● **PROBLEM TO WORK ON**
Identify the lines holding "circle" and copy them.

● **RAW DATA**
-------
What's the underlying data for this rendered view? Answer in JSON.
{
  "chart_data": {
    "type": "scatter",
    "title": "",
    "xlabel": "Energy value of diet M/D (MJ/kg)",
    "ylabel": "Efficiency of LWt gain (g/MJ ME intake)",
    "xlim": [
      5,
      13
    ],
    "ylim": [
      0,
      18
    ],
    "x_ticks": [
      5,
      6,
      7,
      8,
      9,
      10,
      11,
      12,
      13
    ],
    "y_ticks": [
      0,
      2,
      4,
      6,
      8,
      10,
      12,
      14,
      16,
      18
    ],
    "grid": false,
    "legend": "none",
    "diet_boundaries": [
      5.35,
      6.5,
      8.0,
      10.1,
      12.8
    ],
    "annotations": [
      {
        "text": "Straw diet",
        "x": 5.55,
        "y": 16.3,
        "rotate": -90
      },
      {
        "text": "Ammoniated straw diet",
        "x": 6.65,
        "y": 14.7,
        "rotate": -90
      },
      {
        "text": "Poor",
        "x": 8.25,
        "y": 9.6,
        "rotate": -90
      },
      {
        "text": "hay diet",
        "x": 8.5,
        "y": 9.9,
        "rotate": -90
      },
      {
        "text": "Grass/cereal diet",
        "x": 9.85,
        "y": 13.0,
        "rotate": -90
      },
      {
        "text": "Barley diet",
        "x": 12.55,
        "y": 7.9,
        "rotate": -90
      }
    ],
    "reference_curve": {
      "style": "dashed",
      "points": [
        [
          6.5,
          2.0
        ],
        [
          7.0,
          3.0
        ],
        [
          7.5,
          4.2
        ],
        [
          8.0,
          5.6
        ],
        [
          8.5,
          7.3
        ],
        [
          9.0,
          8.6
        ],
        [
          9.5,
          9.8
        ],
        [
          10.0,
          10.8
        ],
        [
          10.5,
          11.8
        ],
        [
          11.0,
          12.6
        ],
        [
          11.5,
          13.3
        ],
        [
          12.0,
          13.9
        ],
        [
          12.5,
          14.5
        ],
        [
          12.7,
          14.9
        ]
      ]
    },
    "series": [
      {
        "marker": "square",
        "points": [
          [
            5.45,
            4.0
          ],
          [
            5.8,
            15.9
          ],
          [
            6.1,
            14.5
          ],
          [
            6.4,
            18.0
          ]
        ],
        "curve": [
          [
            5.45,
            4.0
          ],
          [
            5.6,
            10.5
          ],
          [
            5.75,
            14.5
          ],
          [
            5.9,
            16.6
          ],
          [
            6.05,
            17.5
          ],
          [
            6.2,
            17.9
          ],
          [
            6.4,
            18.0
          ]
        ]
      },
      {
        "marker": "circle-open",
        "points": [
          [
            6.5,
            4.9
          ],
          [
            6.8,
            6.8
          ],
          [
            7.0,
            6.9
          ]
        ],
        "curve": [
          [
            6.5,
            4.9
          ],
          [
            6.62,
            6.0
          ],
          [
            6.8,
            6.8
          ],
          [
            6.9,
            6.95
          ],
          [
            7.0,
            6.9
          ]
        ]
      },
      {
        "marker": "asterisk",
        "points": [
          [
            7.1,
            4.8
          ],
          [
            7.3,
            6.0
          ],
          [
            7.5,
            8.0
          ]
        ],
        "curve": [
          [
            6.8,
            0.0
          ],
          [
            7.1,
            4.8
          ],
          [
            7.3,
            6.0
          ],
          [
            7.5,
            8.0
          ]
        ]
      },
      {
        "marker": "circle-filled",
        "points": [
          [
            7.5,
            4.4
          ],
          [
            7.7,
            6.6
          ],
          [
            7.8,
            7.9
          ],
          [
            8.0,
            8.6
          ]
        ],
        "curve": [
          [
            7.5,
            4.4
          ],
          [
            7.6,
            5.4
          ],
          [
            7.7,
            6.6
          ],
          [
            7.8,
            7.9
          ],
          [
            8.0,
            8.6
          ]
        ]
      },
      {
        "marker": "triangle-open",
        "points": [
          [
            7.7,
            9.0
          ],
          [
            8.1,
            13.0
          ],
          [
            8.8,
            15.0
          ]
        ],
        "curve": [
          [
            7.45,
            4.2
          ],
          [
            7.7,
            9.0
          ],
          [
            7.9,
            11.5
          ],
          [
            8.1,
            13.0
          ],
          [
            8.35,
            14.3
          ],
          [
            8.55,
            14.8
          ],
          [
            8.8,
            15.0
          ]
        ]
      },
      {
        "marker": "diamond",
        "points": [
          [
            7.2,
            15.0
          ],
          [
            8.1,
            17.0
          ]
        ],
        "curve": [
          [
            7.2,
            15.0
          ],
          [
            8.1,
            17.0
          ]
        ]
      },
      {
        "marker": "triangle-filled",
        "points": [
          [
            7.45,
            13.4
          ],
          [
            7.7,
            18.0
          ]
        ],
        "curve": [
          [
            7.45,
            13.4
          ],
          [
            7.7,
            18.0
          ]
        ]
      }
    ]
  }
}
-------
● **WORKED ANSWER**
        "marker": "circle-open",
        "marker": "circle-filled",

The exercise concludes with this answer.